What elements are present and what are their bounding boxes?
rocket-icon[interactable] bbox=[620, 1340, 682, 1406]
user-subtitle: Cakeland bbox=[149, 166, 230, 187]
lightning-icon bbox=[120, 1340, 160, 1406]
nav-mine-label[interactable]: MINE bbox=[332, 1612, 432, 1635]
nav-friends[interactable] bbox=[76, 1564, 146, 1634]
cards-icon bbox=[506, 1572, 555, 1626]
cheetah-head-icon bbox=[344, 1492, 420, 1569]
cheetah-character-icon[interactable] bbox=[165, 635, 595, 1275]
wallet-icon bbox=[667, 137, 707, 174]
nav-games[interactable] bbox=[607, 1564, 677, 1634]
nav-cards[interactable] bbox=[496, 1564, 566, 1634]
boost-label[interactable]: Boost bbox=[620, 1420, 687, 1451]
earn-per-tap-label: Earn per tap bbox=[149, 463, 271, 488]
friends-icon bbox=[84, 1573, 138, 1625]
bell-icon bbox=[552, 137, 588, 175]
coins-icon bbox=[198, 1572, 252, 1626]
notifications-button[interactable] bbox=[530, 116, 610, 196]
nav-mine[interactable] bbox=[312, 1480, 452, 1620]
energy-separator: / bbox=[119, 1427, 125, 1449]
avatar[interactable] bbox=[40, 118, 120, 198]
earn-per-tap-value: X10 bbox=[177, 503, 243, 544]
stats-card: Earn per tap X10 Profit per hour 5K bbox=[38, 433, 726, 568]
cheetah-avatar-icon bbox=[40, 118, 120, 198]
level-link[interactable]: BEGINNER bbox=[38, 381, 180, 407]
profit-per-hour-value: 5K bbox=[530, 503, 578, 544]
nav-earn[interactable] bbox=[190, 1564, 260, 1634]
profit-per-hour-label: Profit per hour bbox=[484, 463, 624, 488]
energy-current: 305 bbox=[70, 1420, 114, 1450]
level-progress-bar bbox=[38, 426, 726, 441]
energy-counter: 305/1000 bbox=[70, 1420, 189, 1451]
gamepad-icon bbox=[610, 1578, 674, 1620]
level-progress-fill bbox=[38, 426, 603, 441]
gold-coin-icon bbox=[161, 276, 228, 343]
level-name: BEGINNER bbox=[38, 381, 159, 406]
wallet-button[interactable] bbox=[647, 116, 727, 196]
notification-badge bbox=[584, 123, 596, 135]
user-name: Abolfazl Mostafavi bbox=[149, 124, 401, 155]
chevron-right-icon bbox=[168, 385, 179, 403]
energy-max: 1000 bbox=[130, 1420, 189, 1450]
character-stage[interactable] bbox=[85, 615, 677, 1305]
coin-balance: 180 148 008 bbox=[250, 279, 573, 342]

........

_What to produce_
How many lines in the entries above contain the string "value"? Reply with the number alone.

_Response_
2